*WHAT YOU NEED TO DO*
Every line below that holds the string "ffffff" should be copied out.

--------------------------------

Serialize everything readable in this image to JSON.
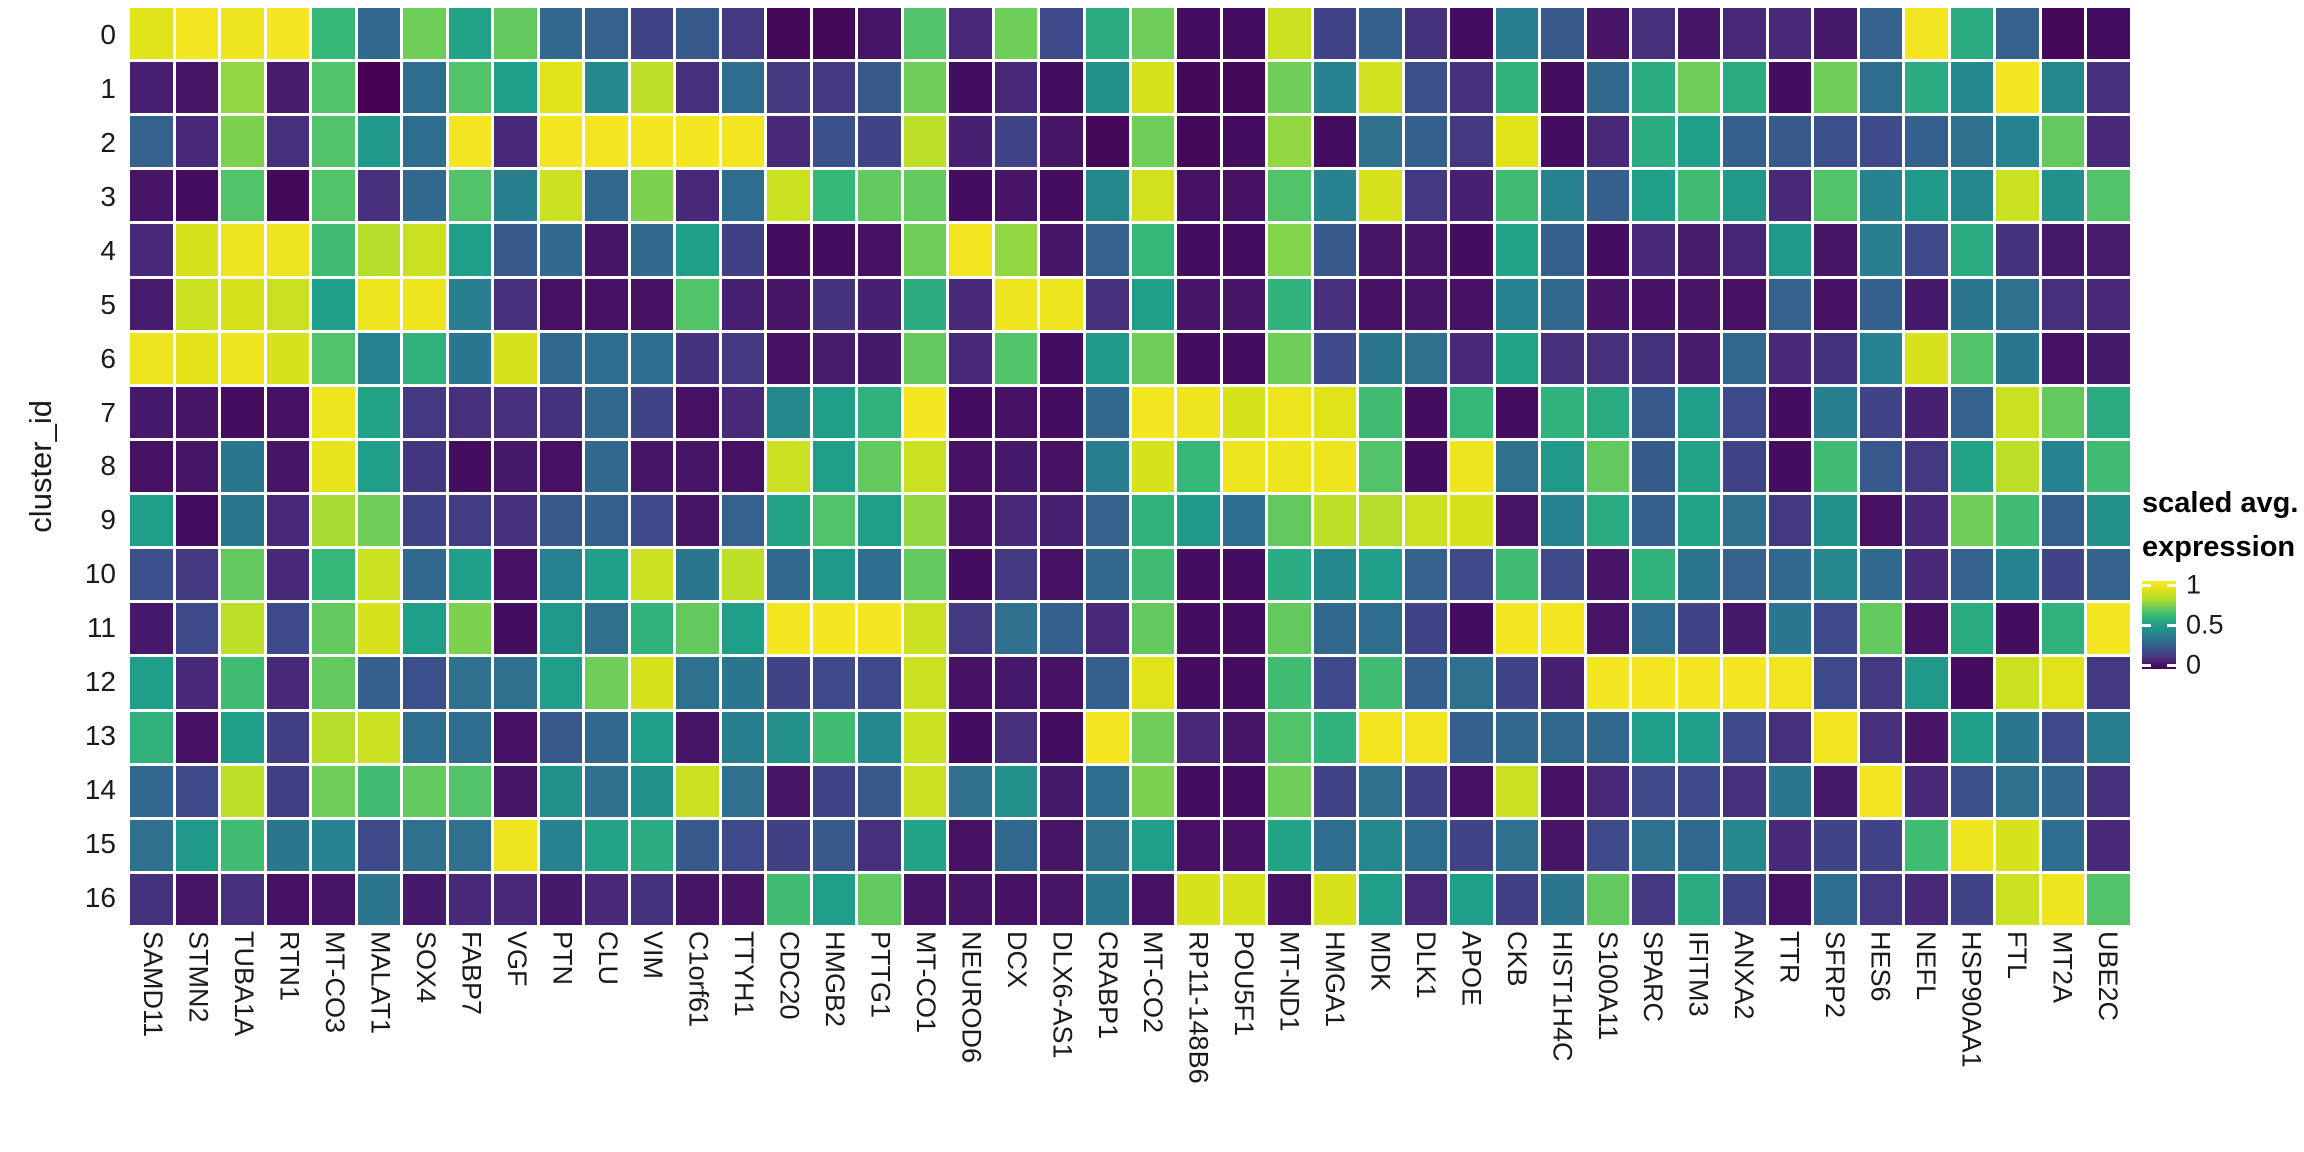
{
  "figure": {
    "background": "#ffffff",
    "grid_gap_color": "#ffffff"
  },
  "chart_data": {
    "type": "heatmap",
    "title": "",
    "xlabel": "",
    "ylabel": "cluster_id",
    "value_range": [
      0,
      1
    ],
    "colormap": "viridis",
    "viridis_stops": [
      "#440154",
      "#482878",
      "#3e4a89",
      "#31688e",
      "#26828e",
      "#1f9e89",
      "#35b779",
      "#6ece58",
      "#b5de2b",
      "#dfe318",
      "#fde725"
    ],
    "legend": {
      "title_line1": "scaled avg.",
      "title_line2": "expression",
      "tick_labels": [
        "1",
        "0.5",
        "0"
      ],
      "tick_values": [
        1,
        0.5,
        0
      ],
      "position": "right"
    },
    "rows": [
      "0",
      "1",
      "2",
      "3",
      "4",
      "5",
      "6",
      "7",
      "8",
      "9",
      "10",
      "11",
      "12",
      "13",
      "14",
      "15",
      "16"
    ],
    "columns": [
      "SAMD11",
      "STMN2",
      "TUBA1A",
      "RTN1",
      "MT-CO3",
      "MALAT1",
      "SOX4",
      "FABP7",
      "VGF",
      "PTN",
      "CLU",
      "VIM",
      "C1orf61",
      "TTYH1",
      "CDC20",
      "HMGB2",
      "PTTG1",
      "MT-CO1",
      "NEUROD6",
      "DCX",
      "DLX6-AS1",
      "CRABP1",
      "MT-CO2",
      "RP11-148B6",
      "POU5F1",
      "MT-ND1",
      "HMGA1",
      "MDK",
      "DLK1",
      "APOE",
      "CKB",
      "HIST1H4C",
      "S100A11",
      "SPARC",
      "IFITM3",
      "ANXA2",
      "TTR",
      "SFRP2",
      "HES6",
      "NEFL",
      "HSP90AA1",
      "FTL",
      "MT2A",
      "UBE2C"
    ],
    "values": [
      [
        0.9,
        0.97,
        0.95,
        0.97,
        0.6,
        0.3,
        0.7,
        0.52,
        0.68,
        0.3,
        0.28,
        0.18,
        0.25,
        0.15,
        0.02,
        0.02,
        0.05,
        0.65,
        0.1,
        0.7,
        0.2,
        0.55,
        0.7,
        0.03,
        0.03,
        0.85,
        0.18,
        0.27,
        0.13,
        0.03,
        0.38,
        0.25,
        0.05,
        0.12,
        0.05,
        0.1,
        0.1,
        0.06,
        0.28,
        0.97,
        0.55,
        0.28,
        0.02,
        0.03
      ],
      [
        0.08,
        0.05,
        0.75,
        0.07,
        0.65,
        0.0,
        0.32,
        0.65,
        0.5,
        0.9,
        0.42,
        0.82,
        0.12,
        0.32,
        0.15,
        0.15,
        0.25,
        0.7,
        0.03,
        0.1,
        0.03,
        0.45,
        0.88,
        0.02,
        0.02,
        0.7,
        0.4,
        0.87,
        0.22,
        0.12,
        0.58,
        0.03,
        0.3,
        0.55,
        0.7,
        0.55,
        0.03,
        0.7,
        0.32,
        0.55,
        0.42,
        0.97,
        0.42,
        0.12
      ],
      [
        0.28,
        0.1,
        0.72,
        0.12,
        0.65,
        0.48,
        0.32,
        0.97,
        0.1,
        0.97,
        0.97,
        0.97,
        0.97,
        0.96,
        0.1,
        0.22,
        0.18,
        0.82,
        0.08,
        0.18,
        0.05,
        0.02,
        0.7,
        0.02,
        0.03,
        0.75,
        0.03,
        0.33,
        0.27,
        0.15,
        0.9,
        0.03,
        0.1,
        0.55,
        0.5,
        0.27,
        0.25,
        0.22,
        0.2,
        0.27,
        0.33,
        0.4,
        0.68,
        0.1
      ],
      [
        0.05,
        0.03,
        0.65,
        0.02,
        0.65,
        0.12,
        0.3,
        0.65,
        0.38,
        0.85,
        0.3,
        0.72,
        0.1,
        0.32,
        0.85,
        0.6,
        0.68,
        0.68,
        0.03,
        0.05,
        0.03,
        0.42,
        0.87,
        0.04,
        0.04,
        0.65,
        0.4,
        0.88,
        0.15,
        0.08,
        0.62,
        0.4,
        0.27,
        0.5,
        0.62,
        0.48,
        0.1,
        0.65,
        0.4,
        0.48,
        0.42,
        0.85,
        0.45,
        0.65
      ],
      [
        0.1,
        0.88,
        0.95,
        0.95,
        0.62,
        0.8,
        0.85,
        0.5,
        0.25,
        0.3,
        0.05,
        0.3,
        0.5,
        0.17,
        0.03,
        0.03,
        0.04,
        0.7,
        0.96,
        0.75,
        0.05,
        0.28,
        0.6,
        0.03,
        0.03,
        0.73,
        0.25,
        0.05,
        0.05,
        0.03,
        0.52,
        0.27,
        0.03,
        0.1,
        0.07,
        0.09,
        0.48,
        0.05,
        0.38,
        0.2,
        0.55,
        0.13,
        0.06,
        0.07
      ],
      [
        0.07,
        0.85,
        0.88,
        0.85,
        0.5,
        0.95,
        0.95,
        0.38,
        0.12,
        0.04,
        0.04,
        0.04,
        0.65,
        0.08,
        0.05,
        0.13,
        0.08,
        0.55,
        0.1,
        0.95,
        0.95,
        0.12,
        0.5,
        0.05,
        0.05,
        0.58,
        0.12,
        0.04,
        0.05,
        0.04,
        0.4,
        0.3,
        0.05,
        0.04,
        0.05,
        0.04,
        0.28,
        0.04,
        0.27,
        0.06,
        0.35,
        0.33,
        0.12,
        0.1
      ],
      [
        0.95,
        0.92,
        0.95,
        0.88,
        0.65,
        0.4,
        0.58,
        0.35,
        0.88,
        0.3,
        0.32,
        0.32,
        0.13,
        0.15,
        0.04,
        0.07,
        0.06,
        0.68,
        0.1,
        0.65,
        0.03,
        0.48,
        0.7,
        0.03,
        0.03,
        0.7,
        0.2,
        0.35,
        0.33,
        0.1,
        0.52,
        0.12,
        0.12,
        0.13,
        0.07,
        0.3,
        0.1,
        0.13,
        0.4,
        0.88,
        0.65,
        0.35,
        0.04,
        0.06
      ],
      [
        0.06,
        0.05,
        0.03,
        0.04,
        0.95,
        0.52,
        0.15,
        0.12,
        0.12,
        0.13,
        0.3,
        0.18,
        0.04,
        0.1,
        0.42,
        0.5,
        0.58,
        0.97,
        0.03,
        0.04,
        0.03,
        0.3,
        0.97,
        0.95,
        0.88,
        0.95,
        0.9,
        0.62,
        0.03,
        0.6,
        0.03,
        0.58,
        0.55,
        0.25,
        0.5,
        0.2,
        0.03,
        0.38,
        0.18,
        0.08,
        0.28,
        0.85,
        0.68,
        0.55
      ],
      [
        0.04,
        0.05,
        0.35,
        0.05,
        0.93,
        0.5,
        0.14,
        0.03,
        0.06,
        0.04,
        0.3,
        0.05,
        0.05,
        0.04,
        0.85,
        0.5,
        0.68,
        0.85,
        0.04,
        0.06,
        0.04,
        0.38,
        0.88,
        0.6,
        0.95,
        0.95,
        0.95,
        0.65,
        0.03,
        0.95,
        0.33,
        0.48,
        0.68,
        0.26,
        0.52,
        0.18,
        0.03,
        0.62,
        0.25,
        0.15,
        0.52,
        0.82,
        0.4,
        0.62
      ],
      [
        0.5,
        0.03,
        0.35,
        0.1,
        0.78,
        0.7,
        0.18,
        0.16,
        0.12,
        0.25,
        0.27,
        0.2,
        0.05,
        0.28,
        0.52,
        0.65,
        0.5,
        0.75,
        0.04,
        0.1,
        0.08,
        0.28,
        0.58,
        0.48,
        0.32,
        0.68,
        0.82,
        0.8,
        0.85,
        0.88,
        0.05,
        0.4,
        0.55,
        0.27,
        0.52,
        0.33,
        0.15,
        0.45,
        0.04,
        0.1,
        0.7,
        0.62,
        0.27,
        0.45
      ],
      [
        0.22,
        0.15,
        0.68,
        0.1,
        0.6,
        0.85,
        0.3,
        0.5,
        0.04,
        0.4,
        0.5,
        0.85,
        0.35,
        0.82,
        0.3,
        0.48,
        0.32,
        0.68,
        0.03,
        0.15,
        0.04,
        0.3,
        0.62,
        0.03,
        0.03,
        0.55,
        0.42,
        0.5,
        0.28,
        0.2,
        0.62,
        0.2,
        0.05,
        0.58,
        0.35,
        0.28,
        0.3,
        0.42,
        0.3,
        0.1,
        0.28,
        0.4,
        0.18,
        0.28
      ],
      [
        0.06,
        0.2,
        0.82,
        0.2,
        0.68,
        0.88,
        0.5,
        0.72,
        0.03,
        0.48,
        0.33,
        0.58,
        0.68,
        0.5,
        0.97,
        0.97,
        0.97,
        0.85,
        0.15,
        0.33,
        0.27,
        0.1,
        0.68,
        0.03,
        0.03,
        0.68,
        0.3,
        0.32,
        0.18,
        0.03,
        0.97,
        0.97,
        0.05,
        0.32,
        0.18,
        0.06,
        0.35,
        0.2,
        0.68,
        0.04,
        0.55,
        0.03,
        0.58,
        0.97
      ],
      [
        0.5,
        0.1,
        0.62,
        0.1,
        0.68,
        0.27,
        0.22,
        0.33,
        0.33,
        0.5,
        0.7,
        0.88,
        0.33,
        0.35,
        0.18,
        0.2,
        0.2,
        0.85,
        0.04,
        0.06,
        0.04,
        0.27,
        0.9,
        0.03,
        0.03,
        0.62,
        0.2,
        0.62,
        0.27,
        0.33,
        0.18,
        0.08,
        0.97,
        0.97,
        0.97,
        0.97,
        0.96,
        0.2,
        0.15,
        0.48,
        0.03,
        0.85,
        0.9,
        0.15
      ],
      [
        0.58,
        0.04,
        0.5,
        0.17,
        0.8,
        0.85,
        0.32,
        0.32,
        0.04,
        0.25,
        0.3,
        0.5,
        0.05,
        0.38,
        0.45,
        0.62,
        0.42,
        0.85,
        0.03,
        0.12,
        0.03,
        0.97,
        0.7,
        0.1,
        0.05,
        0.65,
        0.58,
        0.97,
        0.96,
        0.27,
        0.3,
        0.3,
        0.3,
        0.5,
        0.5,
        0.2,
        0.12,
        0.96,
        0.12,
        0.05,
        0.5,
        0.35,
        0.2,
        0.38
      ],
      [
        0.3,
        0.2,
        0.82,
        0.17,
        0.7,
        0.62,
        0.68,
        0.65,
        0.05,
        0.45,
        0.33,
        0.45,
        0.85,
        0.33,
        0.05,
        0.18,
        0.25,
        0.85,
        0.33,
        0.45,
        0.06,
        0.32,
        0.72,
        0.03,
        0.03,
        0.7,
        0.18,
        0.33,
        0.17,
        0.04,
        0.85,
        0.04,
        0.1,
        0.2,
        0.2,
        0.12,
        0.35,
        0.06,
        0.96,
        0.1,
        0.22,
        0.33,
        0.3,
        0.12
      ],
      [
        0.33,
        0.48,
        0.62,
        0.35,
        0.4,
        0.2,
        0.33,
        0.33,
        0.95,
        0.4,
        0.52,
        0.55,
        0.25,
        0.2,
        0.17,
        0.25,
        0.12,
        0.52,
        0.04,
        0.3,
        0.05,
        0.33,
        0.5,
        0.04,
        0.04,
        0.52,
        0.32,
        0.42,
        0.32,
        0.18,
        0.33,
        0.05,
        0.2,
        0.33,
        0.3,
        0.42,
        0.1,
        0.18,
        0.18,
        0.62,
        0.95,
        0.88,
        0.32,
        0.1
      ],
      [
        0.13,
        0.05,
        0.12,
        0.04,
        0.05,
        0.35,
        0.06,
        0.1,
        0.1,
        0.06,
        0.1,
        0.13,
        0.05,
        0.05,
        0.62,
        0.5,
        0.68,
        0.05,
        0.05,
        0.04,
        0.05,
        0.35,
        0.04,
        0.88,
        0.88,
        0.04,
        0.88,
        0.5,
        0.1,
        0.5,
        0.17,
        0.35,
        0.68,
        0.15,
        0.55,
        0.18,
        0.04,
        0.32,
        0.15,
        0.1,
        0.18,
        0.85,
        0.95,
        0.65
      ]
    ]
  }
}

--------------------------------

*EXERCISE RESULT*
    "background": "#ffffff",
    "grid_gap_color": "#ffffff"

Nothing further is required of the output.